Task to complete » In the entries below, render the lines as a numbered list, leaving out any blank lines. Cover only the span from the line with "- event-dot: [178, 51, 179, 52]" to the line with "- event-dot: [753, 31, 754, 32]", both included.

Supplied entries »
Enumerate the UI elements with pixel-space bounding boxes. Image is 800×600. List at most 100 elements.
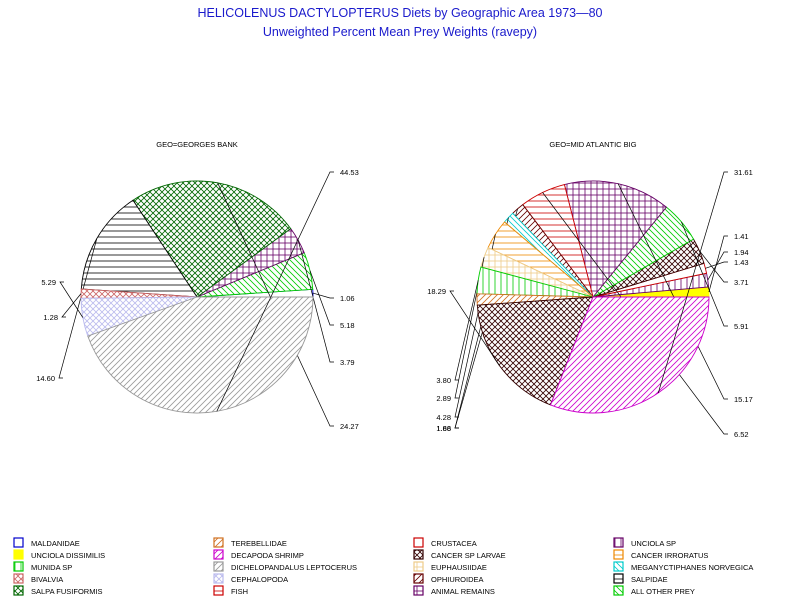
legend-swatch bbox=[13, 549, 24, 560]
legend-swatch bbox=[413, 549, 424, 560]
leader-line bbox=[59, 281, 84, 318]
legend-swatch bbox=[13, 573, 24, 584]
data-label: 14.60 bbox=[36, 374, 55, 383]
legend-swatch bbox=[413, 537, 424, 548]
legend-label: FISH bbox=[231, 587, 248, 596]
leader-line bbox=[297, 240, 334, 363]
legend-item-decapoda-shrimp: DECAPODA SHRIMP bbox=[213, 549, 304, 560]
legend-item-ophiuroidea: OPHIUROIDEA bbox=[413, 573, 484, 584]
legend-item-salpa-fusiformis: SALPA FUSIFORMIS bbox=[13, 585, 103, 596]
leader-line bbox=[449, 290, 500, 366]
legend-swatch bbox=[413, 561, 424, 572]
legend-item-unciola-dissimilis: UNCIOLA DISSIMILIS bbox=[13, 549, 105, 560]
data-label: 3.79 bbox=[340, 358, 355, 367]
legend-item-meganyctiphanes-norvegica: MEGANYCTIPHANES NORVEGICA bbox=[613, 561, 753, 572]
legend-label: CANCER IRRORATUS bbox=[631, 551, 708, 560]
legend-item-euphausiidae: EUPHAUSIIDAE bbox=[413, 561, 487, 572]
legend-label: CEPHALOPODA bbox=[231, 575, 288, 584]
chart-title: HELICOLENUS DACTYLOPTERUS Diets by Geogr… bbox=[197, 6, 602, 20]
legend-label: SALPIDAE bbox=[631, 575, 668, 584]
data-label: 3.71 bbox=[734, 278, 749, 287]
legend-label: MALDANIDAE bbox=[31, 539, 80, 548]
legend-item-all-other-prey: ALL OTHER PREY bbox=[613, 585, 695, 596]
pie-title-mid-atlantic: GEO=MID ATLANTIC BIG bbox=[549, 140, 636, 149]
data-label: 1.68 bbox=[436, 424, 451, 433]
data-label: 1.86 bbox=[436, 424, 451, 433]
data-label: 5.18 bbox=[340, 321, 355, 330]
legend-item-crustacea: CRUSTACEA bbox=[413, 537, 477, 548]
legend-item-cancer-sp-larvae: CANCER SP LARVAE bbox=[413, 549, 506, 560]
legend-label: SALPA FUSIFORMIS bbox=[31, 587, 103, 596]
legend-label: CANCER SP LARVAE bbox=[431, 551, 506, 560]
data-label: 2.89 bbox=[436, 394, 451, 403]
pie-geo-mid-atlantic-big: 1.41 1.941.43 3.71 5.91 15.17 6.52 1.861.68 4.2… bbox=[427, 168, 753, 439]
legend-label: UNCIOLA SP bbox=[631, 539, 676, 548]
legend-label: OPHIUROIDEA bbox=[431, 575, 484, 584]
pie-geo-georges-bank: 1.06 5.18 3.79 24.27 14.60 1.28 5.29 44.53 bbox=[36, 168, 359, 431]
legend-swatch bbox=[613, 573, 624, 584]
leader-line bbox=[707, 251, 728, 281]
leader-line bbox=[216, 171, 334, 412]
legend-swatch bbox=[413, 585, 424, 596]
chart-subtitle: Unweighted Percent Mean Prey Weights (ra… bbox=[263, 25, 537, 39]
leader-line bbox=[542, 192, 728, 435]
data-label: 3.80 bbox=[436, 376, 451, 385]
data-label: 15.17 bbox=[734, 395, 753, 404]
legend-swatch bbox=[613, 549, 624, 560]
legend-swatch bbox=[213, 549, 224, 560]
leader-line bbox=[657, 171, 728, 393]
leader-line bbox=[708, 235, 728, 293]
leader-line bbox=[454, 257, 485, 399]
data-label: 1.94 bbox=[734, 248, 749, 257]
legend-item-munida-sp: MUNIDA SP bbox=[13, 561, 72, 572]
legend-swatch bbox=[213, 585, 224, 596]
slice-salpidae bbox=[80, 199, 198, 298]
legend-label: ALL OTHER PREY bbox=[631, 587, 695, 596]
legend-label: CRUSTACEA bbox=[431, 539, 477, 548]
data-label: 5.29 bbox=[41, 278, 56, 287]
legend-item-cancer-irroratus: CANCER IRRORATUS bbox=[613, 549, 708, 560]
data-label: 6.52 bbox=[734, 430, 749, 439]
legend-item-bivalvia: BIVALVIA bbox=[13, 573, 63, 584]
legend-swatch bbox=[13, 561, 24, 572]
legend-label: UNCIOLA DISSIMILIS bbox=[31, 551, 105, 560]
data-label: 24.27 bbox=[340, 422, 359, 431]
legend-label: EUPHAUSIIDAE bbox=[431, 563, 487, 572]
legend-item-terebellidae: TEREBELLIDAE bbox=[213, 537, 287, 548]
leader-line bbox=[681, 221, 728, 327]
leader-line bbox=[312, 292, 334, 299]
data-label: 1.41 bbox=[734, 232, 749, 241]
legend-label: TEREBELLIDAE bbox=[231, 539, 287, 548]
legend-swatch bbox=[213, 573, 224, 584]
legend-item-salpidae: SALPIDAE bbox=[613, 573, 668, 584]
legend-swatch bbox=[13, 537, 24, 548]
data-label: 5.91 bbox=[734, 322, 749, 331]
leader-line bbox=[454, 280, 479, 381]
legend-item-fish: FISH bbox=[213, 585, 248, 596]
leader-line bbox=[58, 238, 98, 379]
legend-swatch bbox=[613, 561, 624, 572]
legend-swatch bbox=[613, 585, 624, 596]
legend-label: DECAPODA SHRIMP bbox=[231, 551, 304, 560]
legend-swatch bbox=[613, 537, 624, 548]
pie-title-georges-bank: GEO=GEORGES BANK bbox=[156, 140, 237, 149]
legend-swatch bbox=[213, 537, 224, 548]
data-label: 1.28 bbox=[43, 313, 58, 322]
legend-label: BIVALVIA bbox=[31, 575, 63, 584]
data-label: 31.61 bbox=[734, 168, 753, 177]
legend-label: MEGANYCTIPHANES NORVEGICA bbox=[631, 563, 753, 572]
legend-item-cephalopoda: CEPHALOPODA bbox=[213, 573, 288, 584]
legend-label: DICHELOPANDALUS LEPTOCERUS bbox=[231, 563, 357, 572]
legend-item-dichelopandalus-leptocerus: DICHELOPANDALUS LEPTOCERUS bbox=[213, 561, 357, 572]
leader-line bbox=[309, 270, 334, 326]
leader-line bbox=[217, 182, 334, 427]
leader-line bbox=[699, 250, 728, 283]
legend-item-unciola-sp: UNCIOLA SP bbox=[613, 537, 676, 548]
legend-item-animal-remains: ANIMAL REMAINS bbox=[413, 585, 495, 596]
leader-line bbox=[617, 183, 728, 400]
legend-swatch bbox=[13, 585, 24, 596]
data-label: 1.43 bbox=[734, 258, 749, 267]
leader-line bbox=[61, 293, 82, 318]
data-label: 4.28 bbox=[436, 413, 451, 422]
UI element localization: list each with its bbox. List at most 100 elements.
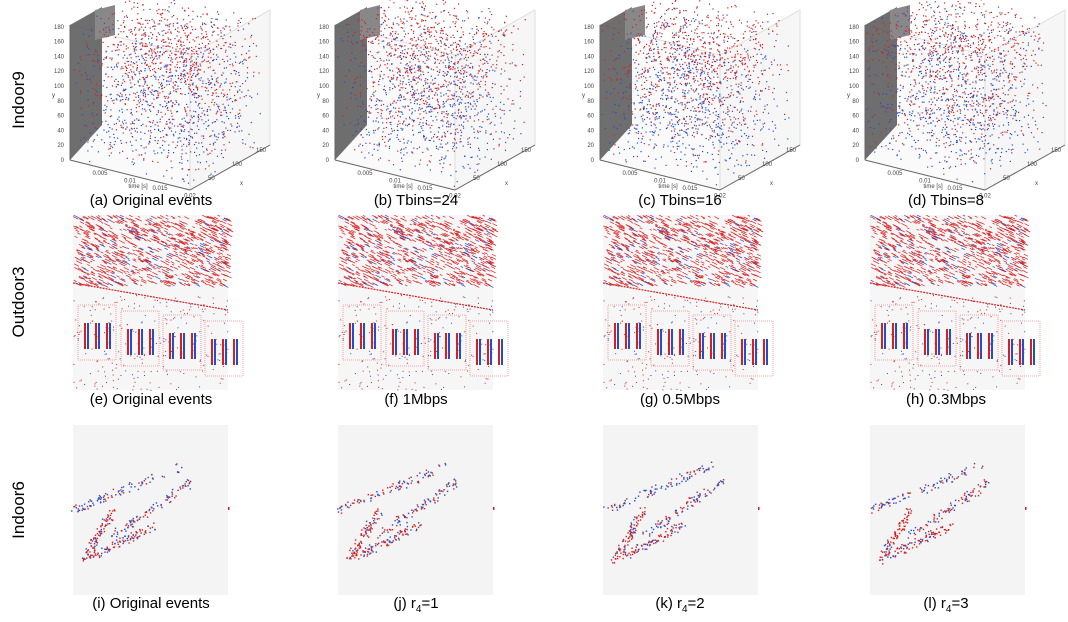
- event-dot: [178, 51, 179, 52]
- event-dot: [741, 22, 742, 23]
- event-dot: [649, 56, 650, 57]
- event-dot: [214, 31, 215, 32]
- event-dot: [456, 46, 457, 47]
- event-dot: [191, 60, 192, 61]
- event-dot: [350, 122, 351, 123]
- event-dot: [165, 25, 166, 26]
- event-dot: [402, 46, 403, 47]
- event-dot: [158, 129, 159, 130]
- event-dot: [684, 154, 685, 155]
- event-dot: [470, 74, 471, 75]
- event-dot: [239, 126, 240, 127]
- event-dot: [760, 130, 761, 131]
- event-dot: [730, 65, 731, 66]
- event-dot: [426, 48, 427, 49]
- event-dot: [361, 30, 362, 31]
- event-dot: [441, 120, 442, 121]
- event-dot: [455, 132, 456, 133]
- event-dot: [673, 126, 674, 127]
- event-dot: [180, 124, 181, 125]
- event-dot: [764, 57, 765, 58]
- event-dot: [654, 23, 655, 24]
- event-dot: [453, 117, 454, 118]
- event-dot: [724, 50, 725, 51]
- event-dot: [461, 102, 462, 103]
- event-dot: [441, 37, 442, 38]
- event-dot: [197, 70, 198, 71]
- event-dot: [698, 129, 699, 130]
- event-dot: [204, 59, 205, 60]
- event-dot: [168, 39, 169, 40]
- event-dot: [722, 15, 723, 16]
- event-dot: [463, 50, 464, 51]
- event-dot: [693, 73, 694, 74]
- event-dot: [685, 25, 686, 26]
- event-dot: [624, 114, 625, 115]
- event-dot: [421, 33, 422, 34]
- event-dot: [438, 75, 439, 76]
- event-dot: [221, 75, 222, 76]
- event-dot: [742, 113, 743, 114]
- event-dot: [441, 56, 442, 57]
- event-dot: [212, 60, 213, 61]
- event-dot: [413, 134, 414, 135]
- event-dot: [390, 81, 391, 82]
- event-dot: [686, 85, 687, 86]
- event-dot: [151, 132, 152, 133]
- event-dot: [727, 78, 728, 79]
- event-dot: [149, 142, 150, 143]
- event-dot: [222, 132, 223, 133]
- event-dot: [353, 135, 354, 136]
- event-dot: [186, 115, 187, 116]
- event-dot: [646, 27, 647, 28]
- event-dot: [753, 31, 754, 32]
- event-dot: [158, 130, 159, 131]
- event-dot: [674, 152, 675, 153]
- event-dot: [119, 96, 120, 97]
- event-dot: [666, 10, 667, 11]
- event-dot: [427, 46, 428, 47]
- event-dot: [218, 107, 219, 108]
- event-dot: [157, 48, 158, 49]
- event-dot: [381, 71, 382, 72]
- event-dot: [140, 49, 141, 50]
- event-dot: [734, 127, 735, 128]
- event-dot: [441, 12, 442, 13]
- event-dot: [232, 45, 233, 46]
- event-dot: [347, 32, 348, 33]
- event-dot: [448, 126, 449, 127]
- event-dot: [177, 31, 178, 32]
- event-dot: [475, 103, 476, 104]
- event-dot: [125, 89, 126, 90]
- event-dot: [434, 94, 435, 95]
- event-dot: [216, 59, 217, 60]
- event-dot: [702, 32, 703, 33]
- event-dot: [754, 67, 755, 68]
- event-dot: [220, 85, 221, 86]
- event-dot: [190, 102, 191, 103]
- event-dot: [651, 108, 652, 109]
- event-dot: [743, 57, 744, 58]
- event-dot: [393, 164, 394, 165]
- event-dot: [740, 61, 741, 62]
- event-dot: [197, 74, 198, 75]
- event-dot: [247, 77, 248, 78]
- event-dot: [676, 143, 677, 144]
- event-dot: [654, 60, 655, 61]
- event-dot: [426, 113, 427, 114]
- event-dot: [652, 135, 653, 136]
- event-dot: [136, 104, 137, 105]
- event-dot: [925, 9, 926, 10]
- event-dot: [657, 84, 658, 85]
- event-dot: [110, 142, 111, 143]
- event-dot: [716, 127, 717, 128]
- event-dot: [708, 60, 709, 61]
- event-dot: [403, 139, 404, 140]
- event-dot: [141, 27, 142, 28]
- event-dot: [149, 20, 150, 21]
- event-dot: [484, 109, 485, 110]
- event-dot: [479, 17, 480, 18]
- event-dot: [689, 66, 690, 67]
- event-dot: [217, 111, 218, 112]
- event-dot: [142, 38, 143, 39]
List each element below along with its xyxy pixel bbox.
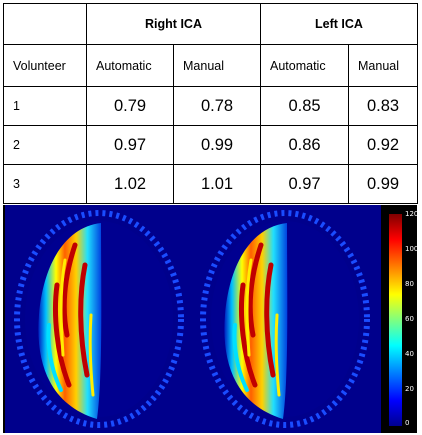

Completed exercise »
1. - event-dot: [178, 51, 179, 52]
2. - event-dot: [741, 22, 742, 23]
3. - event-dot: [649, 56, 650, 57]
4. - event-dot: [214, 31, 215, 32]
5. - event-dot: [456, 46, 457, 47]
6. - event-dot: [191, 60, 192, 61]
7. - event-dot: [350, 122, 351, 123]
8. - event-dot: [165, 25, 166, 26]
9. - event-dot: [402, 46, 403, 47]
10. - event-dot: [158, 129, 159, 130]
11. - event-dot: [684, 154, 685, 155]
12. - event-dot: [470, 74, 471, 75]
13. - event-dot: [239, 126, 240, 127]
14. - event-dot: [760, 130, 761, 131]
15. - event-dot: [730, 65, 731, 66]
16. - event-dot: [426, 48, 427, 49]
17. - event-dot: [361, 30, 362, 31]
18. - event-dot: [441, 120, 442, 121]
19. - event-dot: [455, 132, 456, 133]
20. - event-dot: [673, 126, 674, 127]
21. - event-dot: [180, 124, 181, 125]
22. - event-dot: [764, 57, 765, 58]
23. - event-dot: [654, 23, 655, 24]
24. - event-dot: [453, 117, 454, 118]
25. - event-dot: [724, 50, 725, 51]
26. - event-dot: [461, 102, 462, 103]
27. - event-dot: [441, 37, 442, 38]
28. - event-dot: [197, 70, 198, 71]
29. - event-dot: [698, 129, 699, 130]
30. - event-dot: [204, 59, 205, 60]
31. - event-dot: [168, 39, 169, 40]
32. - event-dot: [722, 15, 723, 16]
33. - event-dot: [463, 50, 464, 51]
34. - event-dot: [693, 73, 694, 74]
35. - event-dot: [685, 25, 686, 26]
36. - event-dot: [624, 114, 625, 115]
37. - event-dot: [421, 33, 422, 34]
38. - event-dot: [438, 75, 439, 76]
39. - event-dot: [221, 75, 222, 76]
40. - event-dot: [742, 113, 743, 114]
41. - event-dot: [441, 56, 442, 57]
42. - event-dot: [212, 60, 213, 61]
43. - event-dot: [413, 134, 414, 135]
44. - event-dot: [390, 81, 391, 82]
45. - event-dot: [686, 85, 687, 86]
46. - event-dot: [151, 132, 152, 133]
47. - event-dot: [727, 78, 728, 79]
48. - event-dot: [149, 142, 150, 143]
49. - event-dot: [222, 132, 223, 133]
50. - event-dot: [353, 135, 354, 136]
51. - event-dot: [186, 115, 187, 116]
52. - event-dot: [646, 27, 647, 28]
53. - event-dot: [753, 31, 754, 32]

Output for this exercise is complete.